» **EXERCISE REQUIREMENTS**
Report the number of lines in the entries below that include the word "sbin", and nothing else.

Data entries
************

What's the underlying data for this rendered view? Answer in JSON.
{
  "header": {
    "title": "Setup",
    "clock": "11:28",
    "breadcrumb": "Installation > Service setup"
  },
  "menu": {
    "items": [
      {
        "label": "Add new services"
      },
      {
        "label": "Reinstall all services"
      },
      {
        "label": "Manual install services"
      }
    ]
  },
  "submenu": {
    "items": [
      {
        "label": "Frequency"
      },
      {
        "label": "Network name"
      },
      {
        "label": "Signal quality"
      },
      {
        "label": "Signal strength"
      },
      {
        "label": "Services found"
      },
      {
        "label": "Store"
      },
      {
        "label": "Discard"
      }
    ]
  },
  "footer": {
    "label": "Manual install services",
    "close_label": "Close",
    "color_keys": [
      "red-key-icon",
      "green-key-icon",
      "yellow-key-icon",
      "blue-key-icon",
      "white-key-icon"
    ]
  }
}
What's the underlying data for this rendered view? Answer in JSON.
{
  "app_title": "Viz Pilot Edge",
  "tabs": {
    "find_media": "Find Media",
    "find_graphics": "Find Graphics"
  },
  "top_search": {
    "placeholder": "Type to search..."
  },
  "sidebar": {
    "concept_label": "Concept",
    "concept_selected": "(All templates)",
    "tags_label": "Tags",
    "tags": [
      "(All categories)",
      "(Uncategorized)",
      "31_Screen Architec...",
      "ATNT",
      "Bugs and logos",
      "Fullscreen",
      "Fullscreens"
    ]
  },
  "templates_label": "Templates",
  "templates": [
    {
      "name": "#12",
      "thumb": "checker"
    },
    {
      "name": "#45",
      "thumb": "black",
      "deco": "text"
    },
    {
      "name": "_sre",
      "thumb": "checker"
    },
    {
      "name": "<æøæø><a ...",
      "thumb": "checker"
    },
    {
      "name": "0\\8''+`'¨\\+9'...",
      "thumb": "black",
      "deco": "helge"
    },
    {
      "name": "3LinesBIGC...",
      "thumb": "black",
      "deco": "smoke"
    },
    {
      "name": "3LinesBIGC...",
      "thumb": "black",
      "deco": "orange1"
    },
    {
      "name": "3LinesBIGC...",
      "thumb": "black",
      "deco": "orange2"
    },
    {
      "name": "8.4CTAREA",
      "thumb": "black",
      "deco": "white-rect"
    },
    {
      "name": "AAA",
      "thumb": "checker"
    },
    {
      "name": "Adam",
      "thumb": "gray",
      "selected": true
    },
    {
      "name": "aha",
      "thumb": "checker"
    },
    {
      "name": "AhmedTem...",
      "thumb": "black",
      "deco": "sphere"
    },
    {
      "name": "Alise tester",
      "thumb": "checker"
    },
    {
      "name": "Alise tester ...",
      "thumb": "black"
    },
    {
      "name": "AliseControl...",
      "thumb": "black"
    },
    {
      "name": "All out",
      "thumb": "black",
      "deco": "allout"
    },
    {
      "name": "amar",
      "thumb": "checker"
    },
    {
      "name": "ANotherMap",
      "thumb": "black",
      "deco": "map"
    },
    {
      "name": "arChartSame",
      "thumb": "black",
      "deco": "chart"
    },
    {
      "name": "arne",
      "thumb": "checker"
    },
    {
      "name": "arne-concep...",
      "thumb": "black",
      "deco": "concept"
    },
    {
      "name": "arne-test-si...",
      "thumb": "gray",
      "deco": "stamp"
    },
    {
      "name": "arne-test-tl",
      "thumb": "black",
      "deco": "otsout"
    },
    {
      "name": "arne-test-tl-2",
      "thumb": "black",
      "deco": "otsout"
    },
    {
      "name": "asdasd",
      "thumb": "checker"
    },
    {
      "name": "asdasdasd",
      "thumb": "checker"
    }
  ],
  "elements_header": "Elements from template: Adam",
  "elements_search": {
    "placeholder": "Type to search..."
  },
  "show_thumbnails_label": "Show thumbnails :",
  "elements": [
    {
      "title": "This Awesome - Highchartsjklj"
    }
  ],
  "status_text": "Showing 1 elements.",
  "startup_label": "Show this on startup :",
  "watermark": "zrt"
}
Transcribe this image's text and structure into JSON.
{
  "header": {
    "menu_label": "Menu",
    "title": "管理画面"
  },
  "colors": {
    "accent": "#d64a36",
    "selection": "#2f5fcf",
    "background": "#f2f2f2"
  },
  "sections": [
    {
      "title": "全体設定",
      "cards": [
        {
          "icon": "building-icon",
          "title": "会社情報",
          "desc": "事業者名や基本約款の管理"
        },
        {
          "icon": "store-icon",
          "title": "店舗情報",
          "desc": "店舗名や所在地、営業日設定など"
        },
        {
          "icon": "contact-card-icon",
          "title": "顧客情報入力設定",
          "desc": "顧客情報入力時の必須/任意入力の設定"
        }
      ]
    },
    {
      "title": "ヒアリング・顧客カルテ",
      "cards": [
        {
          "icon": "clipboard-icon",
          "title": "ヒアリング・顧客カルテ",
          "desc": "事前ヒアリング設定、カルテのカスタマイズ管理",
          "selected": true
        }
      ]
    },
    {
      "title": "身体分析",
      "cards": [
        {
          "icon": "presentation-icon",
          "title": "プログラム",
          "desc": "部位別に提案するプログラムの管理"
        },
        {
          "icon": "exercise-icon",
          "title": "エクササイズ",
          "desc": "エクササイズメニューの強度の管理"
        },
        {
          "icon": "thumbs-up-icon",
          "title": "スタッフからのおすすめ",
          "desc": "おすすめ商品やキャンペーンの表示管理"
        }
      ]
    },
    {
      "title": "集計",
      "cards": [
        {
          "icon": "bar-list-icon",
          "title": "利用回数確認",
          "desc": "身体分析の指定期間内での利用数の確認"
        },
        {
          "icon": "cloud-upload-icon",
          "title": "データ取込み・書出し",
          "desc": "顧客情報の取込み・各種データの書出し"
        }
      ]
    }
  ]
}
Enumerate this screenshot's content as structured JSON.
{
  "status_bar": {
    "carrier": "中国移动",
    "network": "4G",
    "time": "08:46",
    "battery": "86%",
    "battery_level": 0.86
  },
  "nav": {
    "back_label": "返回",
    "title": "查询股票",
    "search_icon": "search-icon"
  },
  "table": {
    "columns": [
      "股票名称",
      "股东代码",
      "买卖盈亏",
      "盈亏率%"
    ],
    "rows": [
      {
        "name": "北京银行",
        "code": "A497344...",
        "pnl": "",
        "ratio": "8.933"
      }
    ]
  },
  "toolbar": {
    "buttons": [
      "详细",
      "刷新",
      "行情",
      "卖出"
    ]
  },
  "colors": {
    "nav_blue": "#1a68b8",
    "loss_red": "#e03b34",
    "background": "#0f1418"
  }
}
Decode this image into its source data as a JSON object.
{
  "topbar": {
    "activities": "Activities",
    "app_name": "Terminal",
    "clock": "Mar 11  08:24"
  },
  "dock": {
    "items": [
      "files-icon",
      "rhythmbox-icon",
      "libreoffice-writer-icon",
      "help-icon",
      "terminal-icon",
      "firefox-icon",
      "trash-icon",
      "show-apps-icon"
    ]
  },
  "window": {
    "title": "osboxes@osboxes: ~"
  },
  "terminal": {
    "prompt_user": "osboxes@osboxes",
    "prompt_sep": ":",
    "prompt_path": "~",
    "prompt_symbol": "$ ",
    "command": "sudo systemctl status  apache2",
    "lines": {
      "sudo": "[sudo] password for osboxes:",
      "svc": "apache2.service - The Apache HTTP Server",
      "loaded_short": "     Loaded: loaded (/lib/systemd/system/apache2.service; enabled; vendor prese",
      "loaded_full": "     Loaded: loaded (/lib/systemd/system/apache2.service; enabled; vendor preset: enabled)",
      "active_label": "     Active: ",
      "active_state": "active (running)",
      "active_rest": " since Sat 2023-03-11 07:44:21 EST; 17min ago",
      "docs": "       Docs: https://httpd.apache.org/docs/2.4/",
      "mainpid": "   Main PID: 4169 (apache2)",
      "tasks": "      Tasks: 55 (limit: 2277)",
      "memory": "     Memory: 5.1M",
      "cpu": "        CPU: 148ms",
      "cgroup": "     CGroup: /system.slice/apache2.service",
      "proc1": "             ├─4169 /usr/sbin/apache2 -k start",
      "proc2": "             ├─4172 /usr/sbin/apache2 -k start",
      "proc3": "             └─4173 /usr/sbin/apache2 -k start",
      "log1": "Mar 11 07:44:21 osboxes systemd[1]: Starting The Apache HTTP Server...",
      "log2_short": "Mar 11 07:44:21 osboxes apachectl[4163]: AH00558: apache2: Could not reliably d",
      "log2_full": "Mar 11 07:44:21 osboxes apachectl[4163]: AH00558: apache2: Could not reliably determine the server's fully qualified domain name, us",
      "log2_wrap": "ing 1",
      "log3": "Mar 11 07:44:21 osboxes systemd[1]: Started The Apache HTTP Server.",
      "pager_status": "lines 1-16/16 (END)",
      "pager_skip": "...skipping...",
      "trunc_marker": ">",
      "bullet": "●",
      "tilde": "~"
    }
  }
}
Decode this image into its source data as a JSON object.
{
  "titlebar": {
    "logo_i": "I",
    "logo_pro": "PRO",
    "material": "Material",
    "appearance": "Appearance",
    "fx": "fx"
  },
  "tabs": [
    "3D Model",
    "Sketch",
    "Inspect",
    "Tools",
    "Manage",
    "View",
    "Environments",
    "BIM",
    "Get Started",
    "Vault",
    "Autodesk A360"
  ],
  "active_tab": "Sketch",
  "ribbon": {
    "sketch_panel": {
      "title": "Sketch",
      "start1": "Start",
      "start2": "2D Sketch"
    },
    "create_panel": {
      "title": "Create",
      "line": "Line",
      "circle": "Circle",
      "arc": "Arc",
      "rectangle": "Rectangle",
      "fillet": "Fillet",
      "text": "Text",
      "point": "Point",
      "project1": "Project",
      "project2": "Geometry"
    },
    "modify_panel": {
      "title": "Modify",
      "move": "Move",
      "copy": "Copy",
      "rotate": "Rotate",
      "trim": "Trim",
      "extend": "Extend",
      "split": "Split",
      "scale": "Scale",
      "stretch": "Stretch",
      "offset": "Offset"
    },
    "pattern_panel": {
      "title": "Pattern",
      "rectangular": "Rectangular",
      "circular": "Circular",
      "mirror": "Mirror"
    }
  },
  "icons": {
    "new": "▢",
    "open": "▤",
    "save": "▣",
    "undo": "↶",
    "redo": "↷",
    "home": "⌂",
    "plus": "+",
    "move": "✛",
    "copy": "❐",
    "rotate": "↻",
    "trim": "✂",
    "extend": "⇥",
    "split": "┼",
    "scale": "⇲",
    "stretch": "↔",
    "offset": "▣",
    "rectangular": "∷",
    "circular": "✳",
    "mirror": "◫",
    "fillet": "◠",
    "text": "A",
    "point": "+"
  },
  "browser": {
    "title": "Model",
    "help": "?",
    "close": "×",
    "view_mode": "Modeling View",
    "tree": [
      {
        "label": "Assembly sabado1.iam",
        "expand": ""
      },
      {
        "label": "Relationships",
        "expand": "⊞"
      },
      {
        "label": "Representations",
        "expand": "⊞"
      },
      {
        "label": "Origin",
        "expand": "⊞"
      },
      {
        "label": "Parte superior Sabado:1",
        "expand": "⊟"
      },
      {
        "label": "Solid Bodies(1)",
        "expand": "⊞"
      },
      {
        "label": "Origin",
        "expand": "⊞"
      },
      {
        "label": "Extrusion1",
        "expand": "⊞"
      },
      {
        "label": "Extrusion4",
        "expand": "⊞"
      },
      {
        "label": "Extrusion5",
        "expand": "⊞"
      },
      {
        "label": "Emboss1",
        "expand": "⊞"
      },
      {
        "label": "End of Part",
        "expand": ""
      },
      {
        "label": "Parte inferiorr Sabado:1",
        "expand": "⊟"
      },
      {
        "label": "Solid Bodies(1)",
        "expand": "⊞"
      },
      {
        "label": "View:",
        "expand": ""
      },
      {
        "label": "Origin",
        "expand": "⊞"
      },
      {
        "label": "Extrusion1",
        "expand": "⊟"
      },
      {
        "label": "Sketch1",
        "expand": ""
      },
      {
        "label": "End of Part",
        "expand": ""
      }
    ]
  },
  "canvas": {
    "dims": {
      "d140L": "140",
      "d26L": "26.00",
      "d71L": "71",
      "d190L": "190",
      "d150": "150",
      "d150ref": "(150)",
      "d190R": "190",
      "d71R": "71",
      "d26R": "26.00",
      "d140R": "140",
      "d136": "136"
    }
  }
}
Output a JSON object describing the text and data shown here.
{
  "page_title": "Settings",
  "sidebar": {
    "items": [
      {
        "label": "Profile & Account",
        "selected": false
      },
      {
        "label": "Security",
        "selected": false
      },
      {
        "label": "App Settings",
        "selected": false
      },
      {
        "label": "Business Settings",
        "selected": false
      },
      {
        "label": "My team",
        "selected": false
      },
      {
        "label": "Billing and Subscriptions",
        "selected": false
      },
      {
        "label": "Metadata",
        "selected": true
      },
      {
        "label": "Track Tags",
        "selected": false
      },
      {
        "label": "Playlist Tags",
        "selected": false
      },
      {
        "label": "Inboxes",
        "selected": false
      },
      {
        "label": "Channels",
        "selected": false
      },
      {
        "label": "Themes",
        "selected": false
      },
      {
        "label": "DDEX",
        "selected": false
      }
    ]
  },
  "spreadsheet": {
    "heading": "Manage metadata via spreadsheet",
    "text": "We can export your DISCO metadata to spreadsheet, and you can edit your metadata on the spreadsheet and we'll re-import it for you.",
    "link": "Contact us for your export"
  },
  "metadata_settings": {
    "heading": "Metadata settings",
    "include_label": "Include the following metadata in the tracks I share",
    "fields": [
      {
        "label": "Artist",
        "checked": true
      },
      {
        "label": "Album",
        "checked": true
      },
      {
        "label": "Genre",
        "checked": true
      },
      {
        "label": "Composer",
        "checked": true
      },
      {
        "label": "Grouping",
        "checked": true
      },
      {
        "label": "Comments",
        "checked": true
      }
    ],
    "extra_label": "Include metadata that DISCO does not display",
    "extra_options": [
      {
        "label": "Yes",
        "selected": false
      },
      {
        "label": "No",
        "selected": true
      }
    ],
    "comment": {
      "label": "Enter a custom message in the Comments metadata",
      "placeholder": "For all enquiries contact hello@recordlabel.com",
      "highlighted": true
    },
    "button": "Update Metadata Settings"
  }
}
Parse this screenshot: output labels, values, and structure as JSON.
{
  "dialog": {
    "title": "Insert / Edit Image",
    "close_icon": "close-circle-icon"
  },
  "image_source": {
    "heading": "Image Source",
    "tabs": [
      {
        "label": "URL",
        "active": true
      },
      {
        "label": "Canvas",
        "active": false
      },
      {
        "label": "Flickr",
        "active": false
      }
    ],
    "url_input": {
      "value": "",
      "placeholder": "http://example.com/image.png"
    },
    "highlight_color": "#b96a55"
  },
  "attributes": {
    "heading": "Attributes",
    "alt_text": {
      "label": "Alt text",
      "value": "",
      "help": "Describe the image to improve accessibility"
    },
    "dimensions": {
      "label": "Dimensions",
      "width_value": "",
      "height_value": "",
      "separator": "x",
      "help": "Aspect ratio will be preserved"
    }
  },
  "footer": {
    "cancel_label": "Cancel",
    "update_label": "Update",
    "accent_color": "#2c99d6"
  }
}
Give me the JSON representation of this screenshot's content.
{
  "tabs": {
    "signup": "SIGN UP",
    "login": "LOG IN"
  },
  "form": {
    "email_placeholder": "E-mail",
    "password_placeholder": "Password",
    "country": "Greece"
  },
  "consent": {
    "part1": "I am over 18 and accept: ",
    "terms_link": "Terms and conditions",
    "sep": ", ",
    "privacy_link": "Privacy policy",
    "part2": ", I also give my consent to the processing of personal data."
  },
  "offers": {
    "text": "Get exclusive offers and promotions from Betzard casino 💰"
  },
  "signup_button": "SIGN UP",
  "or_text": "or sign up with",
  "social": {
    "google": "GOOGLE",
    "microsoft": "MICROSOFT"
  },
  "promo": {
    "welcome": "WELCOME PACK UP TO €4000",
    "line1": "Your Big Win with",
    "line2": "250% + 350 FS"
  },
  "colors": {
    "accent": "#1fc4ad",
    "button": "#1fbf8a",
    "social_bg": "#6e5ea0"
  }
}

************

» **REPLY TO THE EXERCISE**
3